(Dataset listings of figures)
——————————

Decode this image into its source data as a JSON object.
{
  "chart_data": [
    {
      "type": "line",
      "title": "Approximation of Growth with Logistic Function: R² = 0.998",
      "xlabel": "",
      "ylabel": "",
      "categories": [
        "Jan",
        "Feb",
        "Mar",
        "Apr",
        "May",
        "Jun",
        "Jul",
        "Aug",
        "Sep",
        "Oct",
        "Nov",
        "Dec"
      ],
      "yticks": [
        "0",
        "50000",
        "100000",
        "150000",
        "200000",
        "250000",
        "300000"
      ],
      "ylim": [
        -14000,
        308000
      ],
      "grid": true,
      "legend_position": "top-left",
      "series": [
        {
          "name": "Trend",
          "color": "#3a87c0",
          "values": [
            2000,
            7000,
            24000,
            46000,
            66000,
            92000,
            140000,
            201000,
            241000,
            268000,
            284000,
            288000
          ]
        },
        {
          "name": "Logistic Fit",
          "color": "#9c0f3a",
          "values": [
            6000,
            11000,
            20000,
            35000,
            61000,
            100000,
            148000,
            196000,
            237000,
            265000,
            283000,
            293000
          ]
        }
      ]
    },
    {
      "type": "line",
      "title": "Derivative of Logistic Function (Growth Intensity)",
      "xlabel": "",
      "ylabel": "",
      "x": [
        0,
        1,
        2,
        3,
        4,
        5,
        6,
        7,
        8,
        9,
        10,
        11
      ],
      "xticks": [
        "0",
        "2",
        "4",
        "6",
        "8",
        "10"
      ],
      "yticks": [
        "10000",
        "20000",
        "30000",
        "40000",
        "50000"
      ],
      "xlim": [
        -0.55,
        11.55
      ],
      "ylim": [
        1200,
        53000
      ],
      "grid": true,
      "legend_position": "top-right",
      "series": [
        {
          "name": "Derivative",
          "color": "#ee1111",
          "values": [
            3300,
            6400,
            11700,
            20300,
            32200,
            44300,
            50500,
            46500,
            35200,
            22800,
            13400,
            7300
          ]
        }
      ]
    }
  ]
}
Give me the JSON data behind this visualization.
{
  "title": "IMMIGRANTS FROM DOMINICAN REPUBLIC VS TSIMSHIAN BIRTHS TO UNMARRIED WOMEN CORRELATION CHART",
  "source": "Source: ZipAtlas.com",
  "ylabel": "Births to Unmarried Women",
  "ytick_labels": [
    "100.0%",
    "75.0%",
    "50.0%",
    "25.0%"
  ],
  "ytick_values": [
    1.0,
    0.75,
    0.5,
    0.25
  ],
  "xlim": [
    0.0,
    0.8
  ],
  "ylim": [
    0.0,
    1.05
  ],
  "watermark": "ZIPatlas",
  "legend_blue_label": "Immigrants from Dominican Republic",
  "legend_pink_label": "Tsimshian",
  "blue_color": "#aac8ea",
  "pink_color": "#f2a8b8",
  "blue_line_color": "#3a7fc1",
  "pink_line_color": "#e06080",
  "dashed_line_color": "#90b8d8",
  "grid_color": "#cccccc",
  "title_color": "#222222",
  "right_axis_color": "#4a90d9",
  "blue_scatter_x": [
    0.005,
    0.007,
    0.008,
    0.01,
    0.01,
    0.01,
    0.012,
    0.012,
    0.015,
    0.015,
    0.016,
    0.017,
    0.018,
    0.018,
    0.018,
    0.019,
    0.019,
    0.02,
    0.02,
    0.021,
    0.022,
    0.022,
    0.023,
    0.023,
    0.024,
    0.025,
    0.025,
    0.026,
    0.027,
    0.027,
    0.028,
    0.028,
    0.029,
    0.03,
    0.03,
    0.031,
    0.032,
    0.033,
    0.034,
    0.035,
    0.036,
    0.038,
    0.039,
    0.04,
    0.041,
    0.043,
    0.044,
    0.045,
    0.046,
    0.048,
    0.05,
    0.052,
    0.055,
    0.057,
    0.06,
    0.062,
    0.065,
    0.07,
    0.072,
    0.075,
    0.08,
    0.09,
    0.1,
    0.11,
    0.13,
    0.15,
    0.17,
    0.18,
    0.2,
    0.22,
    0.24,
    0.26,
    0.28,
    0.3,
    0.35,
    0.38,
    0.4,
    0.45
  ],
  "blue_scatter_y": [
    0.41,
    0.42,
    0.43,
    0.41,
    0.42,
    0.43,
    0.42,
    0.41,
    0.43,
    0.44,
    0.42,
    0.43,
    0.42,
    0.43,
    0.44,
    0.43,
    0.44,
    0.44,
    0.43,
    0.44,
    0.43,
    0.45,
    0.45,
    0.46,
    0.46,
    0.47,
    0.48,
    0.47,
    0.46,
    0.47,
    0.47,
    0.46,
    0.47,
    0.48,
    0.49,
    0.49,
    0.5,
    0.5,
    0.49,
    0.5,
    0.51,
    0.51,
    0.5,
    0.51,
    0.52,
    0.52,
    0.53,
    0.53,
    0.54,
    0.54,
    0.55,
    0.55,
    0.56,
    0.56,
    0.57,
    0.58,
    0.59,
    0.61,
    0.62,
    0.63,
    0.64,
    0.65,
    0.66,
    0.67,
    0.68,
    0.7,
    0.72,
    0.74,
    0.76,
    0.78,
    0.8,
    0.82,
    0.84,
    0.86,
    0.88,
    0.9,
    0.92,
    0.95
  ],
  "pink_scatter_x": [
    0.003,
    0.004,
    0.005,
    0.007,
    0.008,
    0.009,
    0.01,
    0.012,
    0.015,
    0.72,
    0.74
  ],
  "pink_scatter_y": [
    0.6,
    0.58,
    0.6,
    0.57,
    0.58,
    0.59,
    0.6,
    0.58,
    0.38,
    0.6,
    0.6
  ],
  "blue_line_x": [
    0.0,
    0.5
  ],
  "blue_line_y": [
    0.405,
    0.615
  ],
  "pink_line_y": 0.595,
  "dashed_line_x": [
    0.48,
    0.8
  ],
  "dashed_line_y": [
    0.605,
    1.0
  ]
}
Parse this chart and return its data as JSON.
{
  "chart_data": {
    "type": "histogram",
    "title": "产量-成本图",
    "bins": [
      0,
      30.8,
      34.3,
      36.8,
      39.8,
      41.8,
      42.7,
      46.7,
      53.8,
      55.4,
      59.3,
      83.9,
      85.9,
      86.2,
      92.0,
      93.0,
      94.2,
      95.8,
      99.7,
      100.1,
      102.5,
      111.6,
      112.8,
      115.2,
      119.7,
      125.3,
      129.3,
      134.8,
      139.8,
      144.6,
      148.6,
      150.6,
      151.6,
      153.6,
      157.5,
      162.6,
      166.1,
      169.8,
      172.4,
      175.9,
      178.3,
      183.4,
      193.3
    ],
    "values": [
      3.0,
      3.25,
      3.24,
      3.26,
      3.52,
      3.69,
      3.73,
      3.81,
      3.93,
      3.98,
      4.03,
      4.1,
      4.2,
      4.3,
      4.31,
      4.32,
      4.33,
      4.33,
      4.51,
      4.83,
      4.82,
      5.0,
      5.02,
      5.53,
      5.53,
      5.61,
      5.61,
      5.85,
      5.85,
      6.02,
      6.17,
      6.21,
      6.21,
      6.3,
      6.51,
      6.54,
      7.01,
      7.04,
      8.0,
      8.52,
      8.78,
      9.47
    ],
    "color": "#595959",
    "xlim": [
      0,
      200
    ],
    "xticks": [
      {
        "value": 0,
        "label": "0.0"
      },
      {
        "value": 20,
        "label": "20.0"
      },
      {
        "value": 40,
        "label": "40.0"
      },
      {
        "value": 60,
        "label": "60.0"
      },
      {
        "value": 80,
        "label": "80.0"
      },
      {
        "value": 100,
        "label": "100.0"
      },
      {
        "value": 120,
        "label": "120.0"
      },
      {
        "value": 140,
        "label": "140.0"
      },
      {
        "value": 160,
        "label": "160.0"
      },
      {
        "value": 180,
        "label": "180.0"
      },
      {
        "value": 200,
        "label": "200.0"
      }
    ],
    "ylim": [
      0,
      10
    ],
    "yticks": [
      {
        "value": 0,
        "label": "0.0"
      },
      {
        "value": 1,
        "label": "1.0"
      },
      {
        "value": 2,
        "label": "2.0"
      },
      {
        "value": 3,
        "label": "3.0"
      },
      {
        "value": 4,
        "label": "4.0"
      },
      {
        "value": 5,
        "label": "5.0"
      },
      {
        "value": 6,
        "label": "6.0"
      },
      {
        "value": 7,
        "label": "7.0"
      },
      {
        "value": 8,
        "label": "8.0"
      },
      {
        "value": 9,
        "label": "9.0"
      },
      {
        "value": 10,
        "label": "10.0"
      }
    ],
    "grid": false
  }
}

——————————

[The problem]
Copy every line of the records above that contains "Derivative".

[Reply to the task]
      "title": "Derivative of Logistic Function (Growth Intensity)",
          "name": "Derivative",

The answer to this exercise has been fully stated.